== DATASET CONTENT ==

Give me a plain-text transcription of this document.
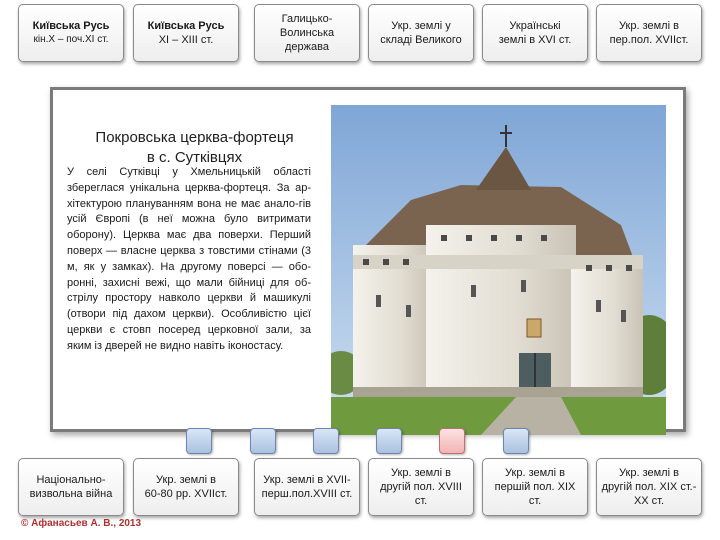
Київська Русь
кін.X – поч.XI ст.
Київська Русь
XI – XIII ст.
Галицько-
Волинська держава
Укр. землі у
складі Великого
Українські
землі в XVI ст.
Укр. землі в
пер.пол. XVIIст.
Покровська церква-фортеця
в с. Сутківцях
У селі Сутківці у Хмельницькій області збереглася унікальна церква-фортеця. За ар-хітектурою плануванням вона не має анало-гів усій Європі (в неї можна було витримати оборону). Церква має два поверхи. Перший поверх — власне церква з товстими стінами (3 м, як у замках). На другому поверсі — обо-ронні, захисні вежі, що мали бійниці для об-стрілу простору навколо церкви й машикулі (отвори під дахом церкви). Особливістю цієї церкви є стовп посеред церковної зали, за яким із дверей не видно навіть іконостасу.
Національно-
визвольна війна
Укр. землі в
60-80 рр. XVIIст.
Укр. землі в XVII-
перш.пол.XVIII ст.
Укр. землі в
другій пол. XVIII ст.
Укр. землі в
першій пол. XIX ст.
Укр. землі в
другій пол. XIX ст.-XX ст.
© Афанасьев А. В., 2013
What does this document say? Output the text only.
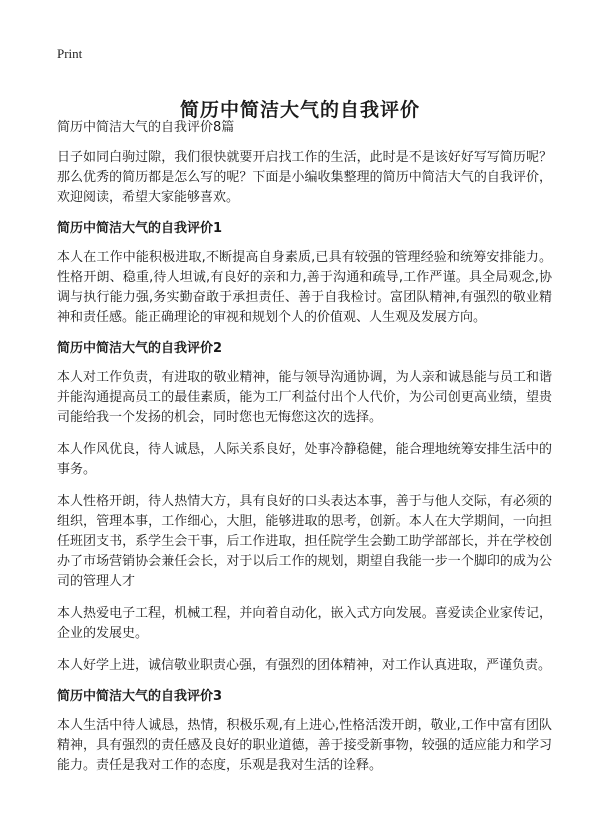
Print
简历中简洁大气的自我评价
简历中简洁大气的自我评价8篇

日子如同白驹过隙，我们很快就要开启找工作的生活，此时是不是该好好写写简历呢？那么优秀的简历都是怎么写的呢？下面是小编收集整理的简历中简洁大气的自我评价，欢迎阅读，希望大家能够喜欢。

简历中简洁大气的自我评价1

本人在工作中能积极进取,不断提高自身素质,已具有较强的管理经验和统筹安排能力。性格开朗、稳重,待人坦诚,有良好的亲和力,善于沟通和疏导,工作严谨。具全局观念,协调与执行能力强,务实勤奋敢于承担责任、善于自我检讨。富团队精神,有强烈的敬业精神和责任感。能正确理论的审视和规划个人的价值观、人生观及发展方向。

简历中简洁大气的自我评价2

本人对工作负责，有进取的敬业精神，能与领导沟通协调，为人亲和诚恳能与员工和谐并能沟通提高员工的最佳素质，能为工厂利益付出个人代价，为公司创更高业绩，望贵司能给我一个发扬的机会，同时您也无悔您这次的选择。

本人作风优良，待人诚恳，人际关系良好，处事冷静稳健，能合理地统筹安排生活中的事务。

本人性格开朗，待人热情大方，具有良好的口头表达本事，善于与他人交际，有必须的组织，管理本事，工作细心，大胆，能够进取的思考，创新。本人在大学期间，一向担任班团支书，系学生会干事，后工作进取，担任院学生会勤工助学部部长，并在学校创办了市场营销协会兼任会长，对于以后工作的规划，期望自我能一步一个脚印的成为公司的管理人才

本人热爱电子工程，机械工程，并向着自动化，嵌入式方向发展。喜爱读企业家传记，企业的发展史。

本人好学上进，诚信敬业职责心强，有强烈的团体精神，对工作认真进取，严谨负责。

简历中简洁大气的自我评价3

本人生活中待人诚恳，热情，积极乐观,有上进心,性格活泼开朗，敬业,工作中富有团队精神，具有强烈的责任感及良好的职业道德，善于接受新事物，较强的适应能力和学习能力。责任是我对工作的态度，乐观是我对生活的诠释。
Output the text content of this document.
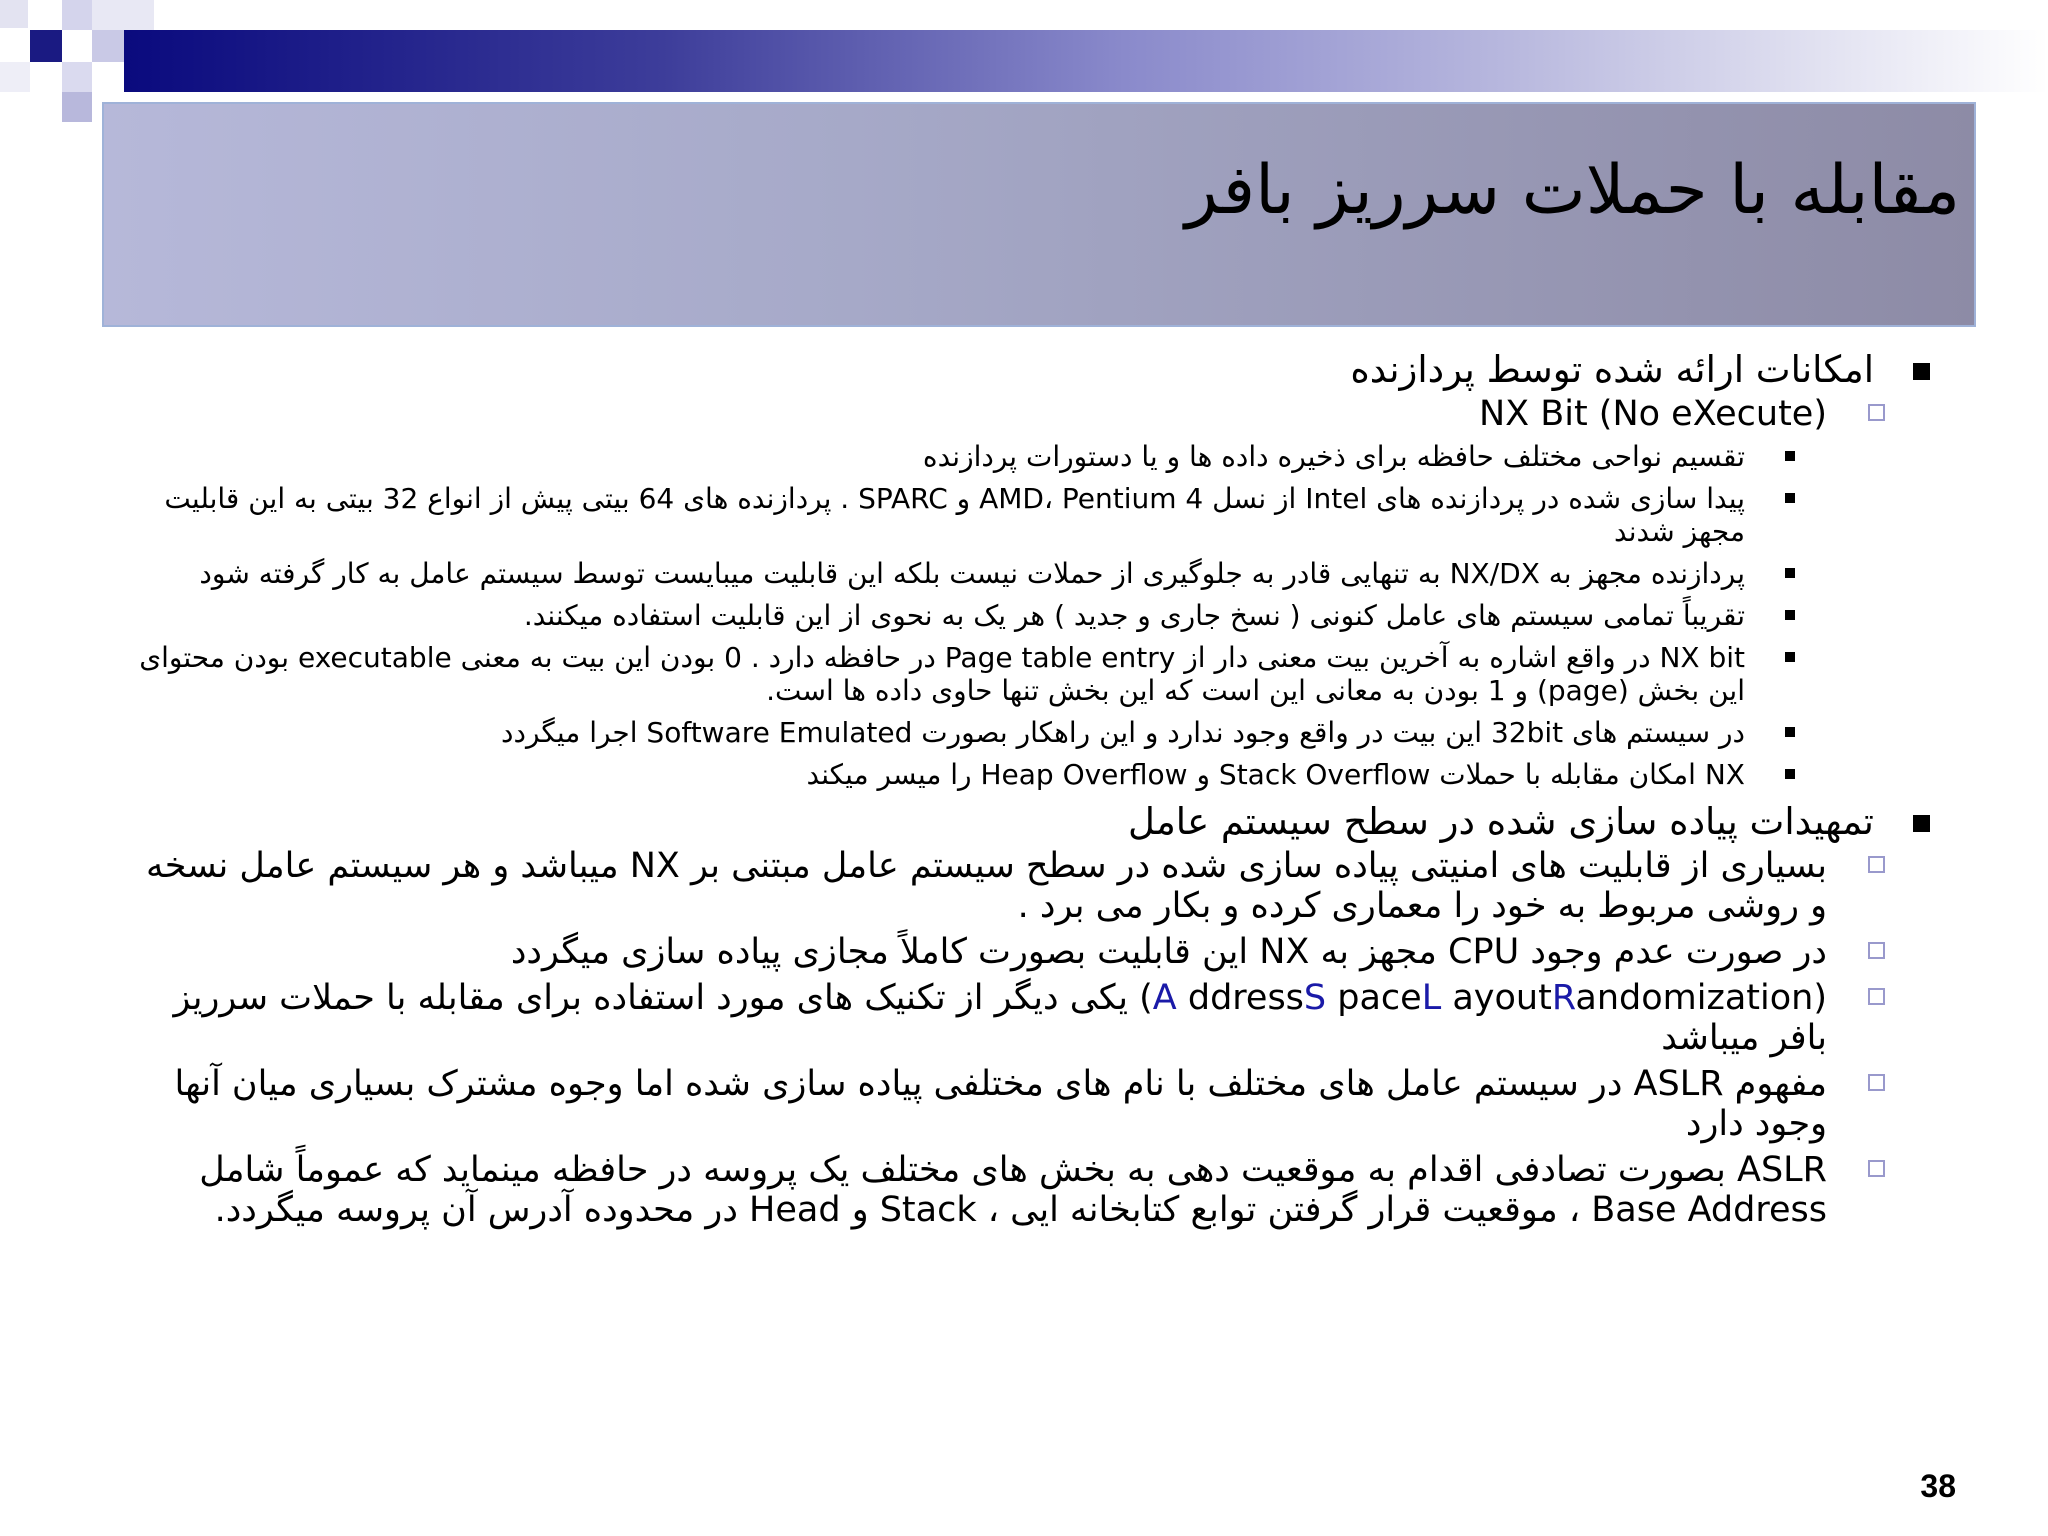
مقابله با حملات سرریز بافر
امکانات ارائه شده توسط پردازنده
(NX Bit (No eXecute
تقسیم نواحی مختلف حافظه برای ذخیره داده ها و یا دستورات پردازنده
پیدا سازی شده در پردازنده های Intel از نسل AMD، Pentium 4 و SPARC . پردازنده های 64 بیتی پیش از انواع 32 بیتی به این قابلیت مجهز شدند
پردازنده مجهز به NX/DX به تنهایی قادر به جلوگیری از حملات نیست بلکه این قابلیت میبایست توسط سیستم عامل به کار گرفته شود
تقریباً تمامی سیستم های عامل کنونی ( نسخ جاری و جدید ) هر یک به نحوی از این قابلیت استفاده میکنند.
NX bit در واقع اشاره به آخرین بیت معنی دار از Page table entry در حافظه دارد . 0 بودن این بیت به معنی executable بودن محتوای این بخش (page) و 1 بودن به معانی این است که این بخش تنها حاوی داده ها است.
در سیستم های 32bit این بیت در واقع وجود ندارد و این راهکار بصورت Software Emulated اجرا میگردد
NX امکان مقابله با حملات Stack Overflow و Heap Overflow را میسر میکند
تمهیدات پیاده سازی شده در سطح سیستم عامل
بسیاری از قابلیت های امنیتی پیاده سازی شده در سطح سیستم عامل مبتنی بر NX میباشد و هر سیستم عامل نسخه و روشی مربوط به خود را معماری کرده و بکار می برد .
در صورت عدم وجود CPU مجهز به NX این قابلیت بصورت کاملاً مجازی پیاده سازی میگردد
(A ddressS paceL ayoutRandomization) یکی دیگر از تکنیک های مورد استفاده برای مقابله با حملات سرریز بافر میباشد
مفهوم ASLR در سیستم عامل های مختلف با نام های مختلفی پیاده سازی شده اما وجوه مشترک بسیاری میان آنها وجود دارد
ASLR بصورت تصادفی اقدام به موقعیت دهی به بخش های مختلف یک پروسه در حافظه مینماید که عموماً شامل Base Address ، موقعیت قرار گرفتن توابع کتابخانه ایی ، Stack و Head در محدوده آدرس آن پروسه میگردد.
38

===

The records above must be printed exactly; the pictures stay out.

Give me a plain-text transcription of this document.
Київська Русь
кін.X – поч.XI ст.
Київська Русь
XI – XIII ст.
Галицько-
Волинська держава
Укр. землі у
складі Великого
Українські
землі в XVI ст.
Укр. землі в
пер.пол. XVIIст.
Покровська церква-фортеця
в с. Сутківцях
У селі Сутківці у Хмельницькій області збереглася унікальна церква-фортеця. За ар-хітектурою плануванням вона не має анало-гів усій Європі (в неї можна було витримати оборону). Церква має два поверхи. Перший поверх — власне церква з товстими стінами (3 м, як у замках). На другому поверсі — обо-ронні, захисні вежі, що мали бійниці для об-стрілу простору навколо церкви й машикулі (отвори під дахом церкви). Особливістю цієї церкви є стовп посеред церковної зали, за яким із дверей не видно навіть іконостасу.
Національно-
визвольна війна
Укр. землі в
60-80 рр. XVIIст.
Укр. землі в XVII-
перш.пол.XVIII ст.
Укр. землі в
другій пол. XVIII ст.
Укр. землі в
першій пол. XIX ст.
Укр. землі в
другій пол. XIX ст.-XX ст.
© Афанасьев А. В., 2013
What does this document say? Output the text only.
Print
简历中简洁大气的自我评价
简历中简洁大气的自我评价8篇

日子如同白驹过隙，我们很快就要开启找工作的生活，此时是不是该好好写写简历呢？那么优秀的简历都是怎么写的呢？下面是小编收集整理的简历中简洁大气的自我评价，欢迎阅读，希望大家能够喜欢。

简历中简洁大气的自我评价1

本人在工作中能积极进取,不断提高自身素质,已具有较强的管理经验和统筹安排能力。性格开朗、稳重,待人坦诚,有良好的亲和力,善于沟通和疏导,工作严谨。具全局观念,协调与执行能力强,务实勤奋敢于承担责任、善于自我检讨。富团队精神,有强烈的敬业精神和责任感。能正确理论的审视和规划个人的价值观、人生观及发展方向。

简历中简洁大气的自我评价2

本人对工作负责，有进取的敬业精神，能与领导沟通协调，为人亲和诚恳能与员工和谐并能沟通提高员工的最佳素质，能为工厂利益付出个人代价，为公司创更高业绩，望贵司能给我一个发扬的机会，同时您也无悔您这次的选择。

本人作风优良，待人诚恳，人际关系良好，处事冷静稳健，能合理地统筹安排生活中的事务。

本人性格开朗，待人热情大方，具有良好的口头表达本事，善于与他人交际，有必须的组织，管理本事，工作细心，大胆，能够进取的思考，创新。本人在大学期间，一向担任班团支书，系学生会干事，后工作进取，担任院学生会勤工助学部部长，并在学校创办了市场营销协会兼任会长，对于以后工作的规划，期望自我能一步一个脚印的成为公司的管理人才

本人热爱电子工程，机械工程，并向着自动化，嵌入式方向发展。喜爱读企业家传记，企业的发展史。

本人好学上进，诚信敬业职责心强，有强烈的团体精神，对工作认真进取，严谨负责。

简历中简洁大气的自我评价3

本人生活中待人诚恳，热情，积极乐观,有上进心,性格活泼开朗，敬业,工作中富有团队精神，具有强烈的责任感及良好的职业道德，善于接受新事物，较强的适应能力和学习能力。责任是我对工作的态度，乐观是我对生活的诠释。
Output the text content of this document.
مقابله با حملات سرریز بافر
امکانات ارائه شده توسط پردازنده
(NX Bit (No eXecute
تقسیم نواحی مختلف حافظه برای ذخیره داده ها و یا دستورات پردازنده
پیدا سازی شده در پردازنده های Intel از نسل AMD، Pentium 4 و SPARC . پردازنده های 64 بیتی پیش از انواع 32 بیتی به این قابلیت مجهز شدند
پردازنده مجهز به NX/DX به تنهایی قادر به جلوگیری از حملات نیست بلکه این قابلیت میبایست توسط سیستم عامل به کار گرفته شود
تقریباً تمامی سیستم های عامل کنونی ( نسخ جاری و جدید ) هر یک به نحوی از این قابلیت استفاده میکنند.
NX bit در واقع اشاره به آخرین بیت معنی دار از Page table entry در حافظه دارد . 0 بودن این بیت به معنی executable بودن محتوای این بخش (page) و 1 بودن به معانی این است که این بخش تنها حاوی داده ها است.
در سیستم های 32bit این بیت در واقع وجود ندارد و این راهکار بصورت Software Emulated اجرا میگردد
NX امکان مقابله با حملات Stack Overflow و Heap Overflow را میسر میکند
تمهیدات پیاده سازی شده در سطح سیستم عامل
بسیاری از قابلیت های امنیتی پیاده سازی شده در سطح سیستم عامل مبتنی بر NX میباشد و هر سیستم عامل نسخه و روشی مربوط به خود را معماری کرده و بکار می برد .
در صورت عدم وجود CPU مجهز به NX این قابلیت بصورت کاملاً مجازی پیاده سازی میگردد
(A ddressS paceL ayoutRandomization) یکی دیگر از تکنیک های مورد استفاده برای مقابله با حملات سرریز بافر میباشد
مفهوم ASLR در سیستم عامل های مختلف با نام های مختلفی پیاده سازی شده اما وجوه مشترک بسیاری میان آنها وجود دارد
ASLR بصورت تصادفی اقدام به موقعیت دهی به بخش های مختلف یک پروسه در حافظه مینماید که عموماً شامل Base Address ، موقعیت قرار گرفتن توابع کتابخانه ایی ، Stack و Head در محدوده آدرس آن پروسه میگردد.
38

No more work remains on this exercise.